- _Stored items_
- - -
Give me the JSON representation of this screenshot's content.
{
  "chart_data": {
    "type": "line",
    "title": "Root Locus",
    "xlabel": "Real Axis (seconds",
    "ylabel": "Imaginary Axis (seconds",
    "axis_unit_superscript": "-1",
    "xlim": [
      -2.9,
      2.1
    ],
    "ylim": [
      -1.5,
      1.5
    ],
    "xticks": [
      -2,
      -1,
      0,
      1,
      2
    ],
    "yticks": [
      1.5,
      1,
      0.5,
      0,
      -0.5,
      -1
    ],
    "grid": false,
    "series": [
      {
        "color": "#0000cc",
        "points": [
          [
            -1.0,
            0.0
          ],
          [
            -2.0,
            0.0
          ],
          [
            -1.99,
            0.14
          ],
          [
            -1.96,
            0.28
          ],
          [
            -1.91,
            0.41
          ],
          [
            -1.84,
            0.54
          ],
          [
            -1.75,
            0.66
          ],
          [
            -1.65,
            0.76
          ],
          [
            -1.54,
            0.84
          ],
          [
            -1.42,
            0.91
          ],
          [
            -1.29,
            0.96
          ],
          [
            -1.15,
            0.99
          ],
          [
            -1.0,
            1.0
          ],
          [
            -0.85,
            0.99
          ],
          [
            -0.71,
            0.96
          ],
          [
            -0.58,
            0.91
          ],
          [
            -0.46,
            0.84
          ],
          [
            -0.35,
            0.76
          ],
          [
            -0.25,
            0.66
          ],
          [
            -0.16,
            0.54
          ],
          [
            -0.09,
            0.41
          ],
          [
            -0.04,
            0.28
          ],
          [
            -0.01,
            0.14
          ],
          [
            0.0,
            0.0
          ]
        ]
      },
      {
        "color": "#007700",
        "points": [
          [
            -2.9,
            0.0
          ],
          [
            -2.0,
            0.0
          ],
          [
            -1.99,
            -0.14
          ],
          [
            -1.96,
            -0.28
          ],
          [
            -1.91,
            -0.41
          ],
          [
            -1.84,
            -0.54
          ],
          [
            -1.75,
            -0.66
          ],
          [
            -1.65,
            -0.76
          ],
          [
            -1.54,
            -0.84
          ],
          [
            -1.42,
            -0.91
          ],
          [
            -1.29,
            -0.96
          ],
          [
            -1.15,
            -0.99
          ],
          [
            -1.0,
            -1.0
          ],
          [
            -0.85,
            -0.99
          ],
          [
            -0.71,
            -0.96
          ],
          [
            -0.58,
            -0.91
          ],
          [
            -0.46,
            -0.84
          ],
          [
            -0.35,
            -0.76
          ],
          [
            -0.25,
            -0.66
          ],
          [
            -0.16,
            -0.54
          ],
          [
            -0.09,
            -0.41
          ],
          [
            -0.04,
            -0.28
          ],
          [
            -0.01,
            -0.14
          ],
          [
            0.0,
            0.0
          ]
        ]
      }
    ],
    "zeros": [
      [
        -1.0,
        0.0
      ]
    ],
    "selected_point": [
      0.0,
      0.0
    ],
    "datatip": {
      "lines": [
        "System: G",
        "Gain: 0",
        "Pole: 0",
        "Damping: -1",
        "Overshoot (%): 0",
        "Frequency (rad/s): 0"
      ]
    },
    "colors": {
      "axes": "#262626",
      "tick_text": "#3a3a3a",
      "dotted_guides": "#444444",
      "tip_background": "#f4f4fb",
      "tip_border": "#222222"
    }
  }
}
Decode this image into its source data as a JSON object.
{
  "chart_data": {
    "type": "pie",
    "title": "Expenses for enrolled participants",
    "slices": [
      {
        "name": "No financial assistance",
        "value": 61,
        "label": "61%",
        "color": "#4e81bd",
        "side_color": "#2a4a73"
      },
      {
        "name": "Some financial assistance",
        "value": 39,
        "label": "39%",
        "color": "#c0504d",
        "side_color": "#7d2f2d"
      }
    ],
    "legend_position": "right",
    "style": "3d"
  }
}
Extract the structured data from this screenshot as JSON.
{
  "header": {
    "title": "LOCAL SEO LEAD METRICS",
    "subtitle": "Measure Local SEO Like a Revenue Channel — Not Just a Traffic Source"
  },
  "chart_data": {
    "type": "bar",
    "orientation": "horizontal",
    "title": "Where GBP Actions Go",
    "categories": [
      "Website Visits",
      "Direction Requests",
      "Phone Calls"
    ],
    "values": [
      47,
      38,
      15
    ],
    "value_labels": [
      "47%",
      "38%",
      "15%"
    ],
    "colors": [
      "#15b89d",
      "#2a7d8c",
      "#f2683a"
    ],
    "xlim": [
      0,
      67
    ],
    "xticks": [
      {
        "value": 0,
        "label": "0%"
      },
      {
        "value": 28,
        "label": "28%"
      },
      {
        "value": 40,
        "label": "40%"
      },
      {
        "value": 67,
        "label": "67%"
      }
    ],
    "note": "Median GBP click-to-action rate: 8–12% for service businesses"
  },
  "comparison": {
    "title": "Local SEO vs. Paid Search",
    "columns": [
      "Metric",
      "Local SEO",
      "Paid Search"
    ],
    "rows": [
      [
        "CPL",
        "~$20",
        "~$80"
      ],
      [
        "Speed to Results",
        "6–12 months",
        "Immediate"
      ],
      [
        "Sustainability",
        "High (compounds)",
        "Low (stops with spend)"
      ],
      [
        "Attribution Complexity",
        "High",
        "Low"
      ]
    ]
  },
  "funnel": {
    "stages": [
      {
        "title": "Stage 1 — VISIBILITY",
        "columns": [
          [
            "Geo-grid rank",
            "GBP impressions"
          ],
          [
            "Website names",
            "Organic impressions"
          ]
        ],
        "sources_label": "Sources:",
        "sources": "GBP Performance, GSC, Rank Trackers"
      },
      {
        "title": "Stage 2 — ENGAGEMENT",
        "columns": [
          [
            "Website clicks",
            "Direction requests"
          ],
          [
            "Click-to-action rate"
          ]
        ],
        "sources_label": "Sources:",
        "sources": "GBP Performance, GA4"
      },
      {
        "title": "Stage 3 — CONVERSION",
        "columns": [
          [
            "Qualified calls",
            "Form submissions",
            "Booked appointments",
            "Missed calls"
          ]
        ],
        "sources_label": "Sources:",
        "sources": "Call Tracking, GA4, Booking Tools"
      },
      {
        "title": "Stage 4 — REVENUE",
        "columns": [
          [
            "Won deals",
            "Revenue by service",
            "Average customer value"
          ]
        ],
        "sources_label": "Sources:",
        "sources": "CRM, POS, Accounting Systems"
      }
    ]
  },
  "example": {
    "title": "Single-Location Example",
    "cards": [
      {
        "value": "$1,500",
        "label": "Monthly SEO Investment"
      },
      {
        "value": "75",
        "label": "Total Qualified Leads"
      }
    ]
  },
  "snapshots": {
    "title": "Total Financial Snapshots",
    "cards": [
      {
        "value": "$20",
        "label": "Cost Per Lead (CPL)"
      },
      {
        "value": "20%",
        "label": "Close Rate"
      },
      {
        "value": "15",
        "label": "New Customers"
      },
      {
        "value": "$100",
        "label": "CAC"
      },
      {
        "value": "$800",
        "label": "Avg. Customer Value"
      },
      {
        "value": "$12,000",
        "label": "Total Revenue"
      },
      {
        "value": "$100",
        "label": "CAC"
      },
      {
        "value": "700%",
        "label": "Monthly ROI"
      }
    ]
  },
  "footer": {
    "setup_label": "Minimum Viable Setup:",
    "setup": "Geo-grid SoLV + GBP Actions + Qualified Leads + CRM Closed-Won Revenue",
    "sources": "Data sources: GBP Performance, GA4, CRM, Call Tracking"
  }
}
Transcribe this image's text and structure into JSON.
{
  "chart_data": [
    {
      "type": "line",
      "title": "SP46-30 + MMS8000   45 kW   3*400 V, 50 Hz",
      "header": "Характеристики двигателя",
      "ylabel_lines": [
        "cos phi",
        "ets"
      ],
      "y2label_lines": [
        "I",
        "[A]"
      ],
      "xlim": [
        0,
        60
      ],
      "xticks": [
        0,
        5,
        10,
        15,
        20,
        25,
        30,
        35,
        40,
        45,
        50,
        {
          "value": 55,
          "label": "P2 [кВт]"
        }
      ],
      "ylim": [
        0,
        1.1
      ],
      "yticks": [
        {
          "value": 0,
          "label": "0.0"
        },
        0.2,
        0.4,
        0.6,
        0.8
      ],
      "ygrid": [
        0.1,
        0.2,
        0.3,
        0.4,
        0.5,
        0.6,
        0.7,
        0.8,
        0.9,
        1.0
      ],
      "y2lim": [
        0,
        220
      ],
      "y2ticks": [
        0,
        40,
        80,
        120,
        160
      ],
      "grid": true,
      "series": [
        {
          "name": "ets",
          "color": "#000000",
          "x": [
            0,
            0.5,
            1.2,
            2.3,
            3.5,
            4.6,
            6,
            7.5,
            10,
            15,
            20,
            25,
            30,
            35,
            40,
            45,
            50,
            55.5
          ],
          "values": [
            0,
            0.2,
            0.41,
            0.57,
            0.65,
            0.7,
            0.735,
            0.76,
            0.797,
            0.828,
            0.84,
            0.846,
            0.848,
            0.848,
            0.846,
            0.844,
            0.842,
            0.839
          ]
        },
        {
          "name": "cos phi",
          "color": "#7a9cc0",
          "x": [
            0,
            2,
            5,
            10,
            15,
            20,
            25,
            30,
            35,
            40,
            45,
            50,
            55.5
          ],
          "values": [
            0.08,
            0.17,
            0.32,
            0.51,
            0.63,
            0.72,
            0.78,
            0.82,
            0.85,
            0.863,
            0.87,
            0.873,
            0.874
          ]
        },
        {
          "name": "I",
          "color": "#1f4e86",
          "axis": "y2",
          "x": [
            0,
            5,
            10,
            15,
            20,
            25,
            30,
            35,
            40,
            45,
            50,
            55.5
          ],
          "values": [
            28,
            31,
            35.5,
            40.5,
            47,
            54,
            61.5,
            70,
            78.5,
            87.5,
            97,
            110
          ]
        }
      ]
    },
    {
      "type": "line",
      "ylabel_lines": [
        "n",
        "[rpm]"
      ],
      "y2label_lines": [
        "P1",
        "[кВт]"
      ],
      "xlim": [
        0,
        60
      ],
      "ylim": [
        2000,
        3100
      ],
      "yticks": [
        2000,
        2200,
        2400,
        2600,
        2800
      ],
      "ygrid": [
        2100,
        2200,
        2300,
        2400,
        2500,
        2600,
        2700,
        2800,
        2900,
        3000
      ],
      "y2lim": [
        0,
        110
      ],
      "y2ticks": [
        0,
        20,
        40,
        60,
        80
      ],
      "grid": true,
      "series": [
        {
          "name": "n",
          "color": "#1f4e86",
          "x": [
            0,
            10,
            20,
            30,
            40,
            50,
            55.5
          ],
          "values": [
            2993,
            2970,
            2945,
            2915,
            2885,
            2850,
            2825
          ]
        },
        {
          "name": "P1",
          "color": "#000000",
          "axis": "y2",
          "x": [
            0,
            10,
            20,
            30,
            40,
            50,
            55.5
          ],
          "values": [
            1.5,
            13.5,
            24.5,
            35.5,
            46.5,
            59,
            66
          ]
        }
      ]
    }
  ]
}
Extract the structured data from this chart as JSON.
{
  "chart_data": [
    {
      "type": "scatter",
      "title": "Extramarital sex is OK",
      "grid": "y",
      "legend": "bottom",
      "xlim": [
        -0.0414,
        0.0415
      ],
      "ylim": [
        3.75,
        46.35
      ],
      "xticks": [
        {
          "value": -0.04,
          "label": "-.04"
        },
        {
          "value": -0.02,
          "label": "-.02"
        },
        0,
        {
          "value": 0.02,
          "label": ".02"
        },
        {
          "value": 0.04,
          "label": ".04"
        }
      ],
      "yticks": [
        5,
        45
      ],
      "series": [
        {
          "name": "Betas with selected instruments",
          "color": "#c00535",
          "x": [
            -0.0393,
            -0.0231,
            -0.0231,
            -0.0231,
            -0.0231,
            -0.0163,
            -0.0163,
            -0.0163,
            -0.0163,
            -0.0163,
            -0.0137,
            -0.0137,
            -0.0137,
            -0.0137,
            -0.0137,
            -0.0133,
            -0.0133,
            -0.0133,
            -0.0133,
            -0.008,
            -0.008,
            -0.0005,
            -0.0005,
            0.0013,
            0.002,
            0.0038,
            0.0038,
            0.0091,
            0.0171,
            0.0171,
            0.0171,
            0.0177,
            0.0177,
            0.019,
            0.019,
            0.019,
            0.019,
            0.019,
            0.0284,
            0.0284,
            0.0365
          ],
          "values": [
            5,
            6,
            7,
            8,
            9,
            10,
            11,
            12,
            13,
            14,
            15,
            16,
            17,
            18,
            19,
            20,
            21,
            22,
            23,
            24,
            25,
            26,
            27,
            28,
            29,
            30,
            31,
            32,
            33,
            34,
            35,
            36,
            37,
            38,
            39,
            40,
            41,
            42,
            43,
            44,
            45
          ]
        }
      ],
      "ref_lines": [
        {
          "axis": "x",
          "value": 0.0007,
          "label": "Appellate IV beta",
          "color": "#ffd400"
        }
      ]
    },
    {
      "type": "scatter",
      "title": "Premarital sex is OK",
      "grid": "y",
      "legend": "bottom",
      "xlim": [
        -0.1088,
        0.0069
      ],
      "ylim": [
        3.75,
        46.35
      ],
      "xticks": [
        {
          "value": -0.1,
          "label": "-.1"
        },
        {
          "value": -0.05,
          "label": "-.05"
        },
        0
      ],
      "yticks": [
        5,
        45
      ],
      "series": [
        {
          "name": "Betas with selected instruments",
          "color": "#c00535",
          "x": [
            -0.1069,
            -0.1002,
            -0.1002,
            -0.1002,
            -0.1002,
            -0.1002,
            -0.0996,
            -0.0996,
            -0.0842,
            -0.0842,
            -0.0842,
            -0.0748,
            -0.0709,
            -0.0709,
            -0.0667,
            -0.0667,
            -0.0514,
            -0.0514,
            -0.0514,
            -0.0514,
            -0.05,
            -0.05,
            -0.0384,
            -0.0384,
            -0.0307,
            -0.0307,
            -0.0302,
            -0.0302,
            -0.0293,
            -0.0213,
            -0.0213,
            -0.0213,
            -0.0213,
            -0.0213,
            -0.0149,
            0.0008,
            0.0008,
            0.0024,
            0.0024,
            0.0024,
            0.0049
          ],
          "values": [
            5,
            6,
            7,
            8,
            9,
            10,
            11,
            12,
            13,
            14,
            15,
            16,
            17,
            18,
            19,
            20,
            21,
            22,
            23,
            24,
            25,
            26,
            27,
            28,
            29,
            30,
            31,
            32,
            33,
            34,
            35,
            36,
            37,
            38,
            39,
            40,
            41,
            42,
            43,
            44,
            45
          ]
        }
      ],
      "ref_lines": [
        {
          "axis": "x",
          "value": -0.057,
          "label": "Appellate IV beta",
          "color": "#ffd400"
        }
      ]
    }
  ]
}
- - -
- _SHORT PROBLEM_
Filter the records, keeping only lines that contain "into", and show those lines.

- _PROBLEM SOLUTION_
Decode this image into its source data as a JSON object.
Transcribe this image's text and structure into JSON.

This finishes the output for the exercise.